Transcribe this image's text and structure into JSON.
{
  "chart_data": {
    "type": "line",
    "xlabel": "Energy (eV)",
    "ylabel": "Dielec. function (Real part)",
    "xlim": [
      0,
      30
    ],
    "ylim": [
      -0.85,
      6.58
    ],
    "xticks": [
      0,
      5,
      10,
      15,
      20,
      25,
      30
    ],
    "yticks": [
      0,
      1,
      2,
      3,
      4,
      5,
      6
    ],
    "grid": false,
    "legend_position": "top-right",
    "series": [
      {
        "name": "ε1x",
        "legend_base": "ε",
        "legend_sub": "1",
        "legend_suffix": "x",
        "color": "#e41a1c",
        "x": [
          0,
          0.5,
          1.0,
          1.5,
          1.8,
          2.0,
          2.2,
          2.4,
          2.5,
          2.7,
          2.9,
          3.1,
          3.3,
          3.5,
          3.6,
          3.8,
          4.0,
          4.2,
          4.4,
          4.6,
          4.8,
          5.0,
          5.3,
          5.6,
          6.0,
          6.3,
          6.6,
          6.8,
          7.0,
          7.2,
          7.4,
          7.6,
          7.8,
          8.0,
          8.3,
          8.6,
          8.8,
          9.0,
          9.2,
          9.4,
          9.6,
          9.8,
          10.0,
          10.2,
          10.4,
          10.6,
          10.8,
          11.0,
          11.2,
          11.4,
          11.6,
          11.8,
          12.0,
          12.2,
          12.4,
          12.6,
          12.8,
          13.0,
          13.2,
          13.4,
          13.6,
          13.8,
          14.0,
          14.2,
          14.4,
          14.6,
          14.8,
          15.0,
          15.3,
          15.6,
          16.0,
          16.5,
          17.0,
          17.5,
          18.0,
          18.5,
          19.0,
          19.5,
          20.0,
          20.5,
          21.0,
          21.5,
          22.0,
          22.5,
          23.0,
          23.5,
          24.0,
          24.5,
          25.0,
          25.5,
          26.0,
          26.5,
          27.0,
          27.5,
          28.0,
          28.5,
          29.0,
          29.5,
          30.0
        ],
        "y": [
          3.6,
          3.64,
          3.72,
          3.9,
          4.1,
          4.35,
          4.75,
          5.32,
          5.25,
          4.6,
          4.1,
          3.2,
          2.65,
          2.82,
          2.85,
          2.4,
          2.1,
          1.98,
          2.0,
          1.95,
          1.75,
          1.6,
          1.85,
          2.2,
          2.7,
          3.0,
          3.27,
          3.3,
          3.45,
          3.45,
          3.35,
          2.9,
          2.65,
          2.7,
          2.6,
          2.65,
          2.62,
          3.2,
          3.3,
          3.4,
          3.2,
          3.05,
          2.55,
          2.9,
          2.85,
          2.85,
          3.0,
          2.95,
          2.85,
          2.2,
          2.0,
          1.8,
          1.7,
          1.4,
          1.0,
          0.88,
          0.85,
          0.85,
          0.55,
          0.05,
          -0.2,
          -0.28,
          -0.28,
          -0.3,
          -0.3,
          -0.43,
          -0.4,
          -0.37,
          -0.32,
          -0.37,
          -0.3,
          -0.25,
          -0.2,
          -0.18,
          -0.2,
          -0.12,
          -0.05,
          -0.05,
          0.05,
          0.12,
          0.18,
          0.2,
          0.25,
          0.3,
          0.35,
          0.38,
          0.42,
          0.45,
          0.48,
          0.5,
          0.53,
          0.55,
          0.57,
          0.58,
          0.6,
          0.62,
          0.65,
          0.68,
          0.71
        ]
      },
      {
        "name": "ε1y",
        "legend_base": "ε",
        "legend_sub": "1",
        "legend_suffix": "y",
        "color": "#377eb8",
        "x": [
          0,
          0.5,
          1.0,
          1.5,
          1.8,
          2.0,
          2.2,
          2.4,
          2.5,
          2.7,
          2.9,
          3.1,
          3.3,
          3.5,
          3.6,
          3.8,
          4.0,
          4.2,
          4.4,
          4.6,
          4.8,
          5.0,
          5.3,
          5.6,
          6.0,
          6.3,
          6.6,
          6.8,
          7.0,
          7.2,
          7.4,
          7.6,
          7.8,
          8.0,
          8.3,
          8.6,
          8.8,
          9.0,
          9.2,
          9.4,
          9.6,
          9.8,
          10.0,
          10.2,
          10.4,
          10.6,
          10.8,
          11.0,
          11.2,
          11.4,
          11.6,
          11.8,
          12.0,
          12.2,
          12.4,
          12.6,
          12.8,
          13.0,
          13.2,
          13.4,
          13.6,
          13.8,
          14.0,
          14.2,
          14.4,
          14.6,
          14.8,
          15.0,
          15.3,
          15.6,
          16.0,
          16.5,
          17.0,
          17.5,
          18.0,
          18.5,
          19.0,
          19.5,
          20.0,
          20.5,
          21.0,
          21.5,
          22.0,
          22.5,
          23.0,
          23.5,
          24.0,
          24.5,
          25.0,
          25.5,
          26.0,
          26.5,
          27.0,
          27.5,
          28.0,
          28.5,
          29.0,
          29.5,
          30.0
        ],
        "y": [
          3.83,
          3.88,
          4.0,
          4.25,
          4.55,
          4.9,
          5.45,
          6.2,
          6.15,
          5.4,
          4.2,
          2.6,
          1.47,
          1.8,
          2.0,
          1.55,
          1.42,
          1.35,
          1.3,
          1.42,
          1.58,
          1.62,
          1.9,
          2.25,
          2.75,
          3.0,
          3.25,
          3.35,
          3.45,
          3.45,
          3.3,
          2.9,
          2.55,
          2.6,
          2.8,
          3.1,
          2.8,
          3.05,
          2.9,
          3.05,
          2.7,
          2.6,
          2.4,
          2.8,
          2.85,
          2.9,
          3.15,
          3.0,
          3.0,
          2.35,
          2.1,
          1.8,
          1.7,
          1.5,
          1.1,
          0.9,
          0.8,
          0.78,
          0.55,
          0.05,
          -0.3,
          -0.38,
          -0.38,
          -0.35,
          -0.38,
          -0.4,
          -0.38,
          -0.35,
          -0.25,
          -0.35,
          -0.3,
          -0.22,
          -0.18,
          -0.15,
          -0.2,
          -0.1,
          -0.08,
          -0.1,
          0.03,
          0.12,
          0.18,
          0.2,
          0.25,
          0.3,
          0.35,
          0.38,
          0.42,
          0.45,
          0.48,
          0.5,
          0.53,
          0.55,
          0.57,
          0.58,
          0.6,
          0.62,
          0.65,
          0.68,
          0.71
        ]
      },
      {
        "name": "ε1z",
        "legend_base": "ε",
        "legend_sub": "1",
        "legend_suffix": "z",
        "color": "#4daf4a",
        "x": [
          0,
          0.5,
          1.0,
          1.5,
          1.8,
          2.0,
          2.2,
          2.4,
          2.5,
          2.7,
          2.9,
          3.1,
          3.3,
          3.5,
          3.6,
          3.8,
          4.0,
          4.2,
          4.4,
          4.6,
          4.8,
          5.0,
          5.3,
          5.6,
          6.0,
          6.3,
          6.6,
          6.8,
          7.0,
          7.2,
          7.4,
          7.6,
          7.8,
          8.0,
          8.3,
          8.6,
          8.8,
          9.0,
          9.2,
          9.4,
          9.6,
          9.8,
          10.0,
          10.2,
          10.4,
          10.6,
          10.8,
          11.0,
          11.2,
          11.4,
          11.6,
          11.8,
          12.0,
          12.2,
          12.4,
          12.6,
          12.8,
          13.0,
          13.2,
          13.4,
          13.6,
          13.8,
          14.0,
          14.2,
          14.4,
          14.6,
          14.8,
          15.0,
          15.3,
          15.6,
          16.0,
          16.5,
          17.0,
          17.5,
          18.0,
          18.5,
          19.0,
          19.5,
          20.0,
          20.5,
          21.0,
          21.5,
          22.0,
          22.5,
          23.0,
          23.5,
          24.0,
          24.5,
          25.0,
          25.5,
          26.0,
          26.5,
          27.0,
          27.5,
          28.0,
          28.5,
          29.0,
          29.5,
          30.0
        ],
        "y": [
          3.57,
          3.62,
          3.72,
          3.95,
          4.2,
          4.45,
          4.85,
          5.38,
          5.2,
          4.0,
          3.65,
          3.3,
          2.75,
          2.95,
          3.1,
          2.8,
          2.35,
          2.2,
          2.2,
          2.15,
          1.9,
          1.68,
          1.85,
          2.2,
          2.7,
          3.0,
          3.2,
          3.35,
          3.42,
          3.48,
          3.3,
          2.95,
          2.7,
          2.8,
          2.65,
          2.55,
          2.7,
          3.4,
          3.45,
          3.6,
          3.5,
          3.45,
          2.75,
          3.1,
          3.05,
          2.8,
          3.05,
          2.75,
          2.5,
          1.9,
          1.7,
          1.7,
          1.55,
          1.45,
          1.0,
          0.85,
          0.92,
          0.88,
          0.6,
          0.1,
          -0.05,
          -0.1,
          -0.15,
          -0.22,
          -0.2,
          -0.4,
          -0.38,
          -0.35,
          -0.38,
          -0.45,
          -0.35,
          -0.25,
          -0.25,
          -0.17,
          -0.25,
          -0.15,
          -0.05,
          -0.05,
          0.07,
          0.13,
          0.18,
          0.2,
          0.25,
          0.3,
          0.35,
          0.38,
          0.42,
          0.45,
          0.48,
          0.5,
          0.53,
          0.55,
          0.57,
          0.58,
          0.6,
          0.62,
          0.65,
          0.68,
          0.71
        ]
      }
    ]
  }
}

**What you are asked to do:** Your task is to list each line of the records with the word "color".

**Result of this exercise:**
        "color": "#e41a1c",
        "color": "#377eb8",
        "color": "#4daf4a",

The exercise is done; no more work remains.